▶ _Exercise objective_:
Pick out the lines in the listing below that contain the word "this" and copy them.
— begin Working data —
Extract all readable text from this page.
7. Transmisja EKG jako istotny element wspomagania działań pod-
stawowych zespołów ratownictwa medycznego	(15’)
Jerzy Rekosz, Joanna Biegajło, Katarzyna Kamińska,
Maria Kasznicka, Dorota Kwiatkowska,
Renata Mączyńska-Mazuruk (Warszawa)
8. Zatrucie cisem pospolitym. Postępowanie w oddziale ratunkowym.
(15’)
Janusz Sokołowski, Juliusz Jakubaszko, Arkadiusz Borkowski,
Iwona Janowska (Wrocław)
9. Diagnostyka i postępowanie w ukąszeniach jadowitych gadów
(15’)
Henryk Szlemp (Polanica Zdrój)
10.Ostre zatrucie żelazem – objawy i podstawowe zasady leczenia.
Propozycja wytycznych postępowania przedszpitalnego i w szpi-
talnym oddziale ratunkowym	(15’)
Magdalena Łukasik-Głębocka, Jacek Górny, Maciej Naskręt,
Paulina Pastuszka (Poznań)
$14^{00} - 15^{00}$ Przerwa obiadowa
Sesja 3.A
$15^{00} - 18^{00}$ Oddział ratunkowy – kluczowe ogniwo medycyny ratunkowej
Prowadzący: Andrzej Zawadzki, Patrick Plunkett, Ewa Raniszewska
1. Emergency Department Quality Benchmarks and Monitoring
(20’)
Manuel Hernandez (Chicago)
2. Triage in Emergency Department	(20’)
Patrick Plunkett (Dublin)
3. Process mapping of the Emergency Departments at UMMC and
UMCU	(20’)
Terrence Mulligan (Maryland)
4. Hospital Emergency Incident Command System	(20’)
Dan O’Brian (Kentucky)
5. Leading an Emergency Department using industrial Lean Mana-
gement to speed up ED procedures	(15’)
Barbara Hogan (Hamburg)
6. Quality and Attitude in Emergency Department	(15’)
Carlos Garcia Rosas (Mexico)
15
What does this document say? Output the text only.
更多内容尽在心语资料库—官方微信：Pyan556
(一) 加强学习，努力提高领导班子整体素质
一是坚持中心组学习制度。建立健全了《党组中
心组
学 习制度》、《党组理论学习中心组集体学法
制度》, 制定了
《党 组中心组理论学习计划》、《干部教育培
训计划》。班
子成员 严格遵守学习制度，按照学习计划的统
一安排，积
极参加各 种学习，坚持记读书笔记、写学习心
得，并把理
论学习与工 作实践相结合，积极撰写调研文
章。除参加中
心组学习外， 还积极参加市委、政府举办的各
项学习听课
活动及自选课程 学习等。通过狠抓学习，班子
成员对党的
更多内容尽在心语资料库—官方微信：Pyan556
— end Working data —
▶ _Exercise output_:
Extract all readable text from this page.
What does this document say? Output the text only.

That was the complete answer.